INSTRUCTIONS FOR THE TASK >>
Take the data that follows and retype it word for word.

Dataset listings of figures
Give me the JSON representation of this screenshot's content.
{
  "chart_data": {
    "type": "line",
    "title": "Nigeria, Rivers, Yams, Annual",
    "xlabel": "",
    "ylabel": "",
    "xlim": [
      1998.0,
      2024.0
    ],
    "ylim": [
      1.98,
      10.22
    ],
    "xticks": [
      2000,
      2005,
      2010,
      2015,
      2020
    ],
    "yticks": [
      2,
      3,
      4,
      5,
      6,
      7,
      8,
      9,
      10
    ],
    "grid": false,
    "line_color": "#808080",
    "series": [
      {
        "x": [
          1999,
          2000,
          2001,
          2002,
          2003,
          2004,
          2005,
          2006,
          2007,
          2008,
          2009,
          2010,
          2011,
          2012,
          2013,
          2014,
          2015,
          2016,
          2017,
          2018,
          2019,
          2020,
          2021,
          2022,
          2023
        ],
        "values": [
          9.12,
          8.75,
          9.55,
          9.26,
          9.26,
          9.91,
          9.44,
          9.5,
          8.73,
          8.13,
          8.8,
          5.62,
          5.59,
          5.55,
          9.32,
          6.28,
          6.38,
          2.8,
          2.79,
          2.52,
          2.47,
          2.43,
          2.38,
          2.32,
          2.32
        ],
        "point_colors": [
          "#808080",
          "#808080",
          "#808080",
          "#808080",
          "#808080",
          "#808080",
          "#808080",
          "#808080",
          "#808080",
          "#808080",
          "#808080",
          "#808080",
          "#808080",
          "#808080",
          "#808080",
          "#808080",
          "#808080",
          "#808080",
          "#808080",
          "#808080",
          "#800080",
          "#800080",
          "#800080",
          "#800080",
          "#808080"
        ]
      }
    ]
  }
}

FINISHED EXERCISE >>
Give me the JSON representation of this screenshot's content.
{
  "chart_data": {
    "type": "line",
    "title": "Nigeria, Rivers, Yams, Annual",
    "xlabel": "",
    "ylabel": "",
    "xlim": [
      1998.0,
      2024.0
    ],
    "ylim": [
      1.98,
      10.22
    ],
    "xticks": [
      2000,
      2005,
      2010,
      2015,
      2020
    ],
    "yticks": [
      2,
      3,
      4,
      5,
      6,
      7,
      8,
      9,
      10
    ],
    "grid": false,
    "line_color": "#808080",
    "series": [
      {
        "x": [
          1999,
          2000,
          2001,
          2002,
          2003,
          2004,
          2005,
          2006,
          2007,
          2008,
          2009,
          2010,
          2011,
          2012,
          2013,
          2014,
          2015,
          2016,
          2017,
          2018,
          2019,
          2020,
          2021,
          2022,
          2023
        ],
        "values": [
          9.12,
          8.75,
          9.55,
          9.26,
          9.26,
          9.91,
          9.44,
          9.5,
          8.73,
          8.13,
          8.8,
          5.62,
          5.59,
          5.55,
          9.32,
          6.28,
          6.38,
          2.8,
          2.79,
          2.52,
          2.47,
          2.43,
          2.38,
          2.32,
          2.32
        ],
        "point_colors": [
          "#808080",
          "#808080",
          "#808080",
          "#808080",
          "#808080",
          "#808080",
          "#808080",
          "#808080",
          "#808080",
          "#808080",
          "#808080",
          "#808080",
          "#808080",
          "#808080",
          "#808080",
          "#808080",
          "#808080",
          "#808080",
          "#808080",
          "#808080",
          "#800080",
          "#800080",
          "#800080",
          "#800080",
          "#808080"
        ]
      }
    ]
  }
}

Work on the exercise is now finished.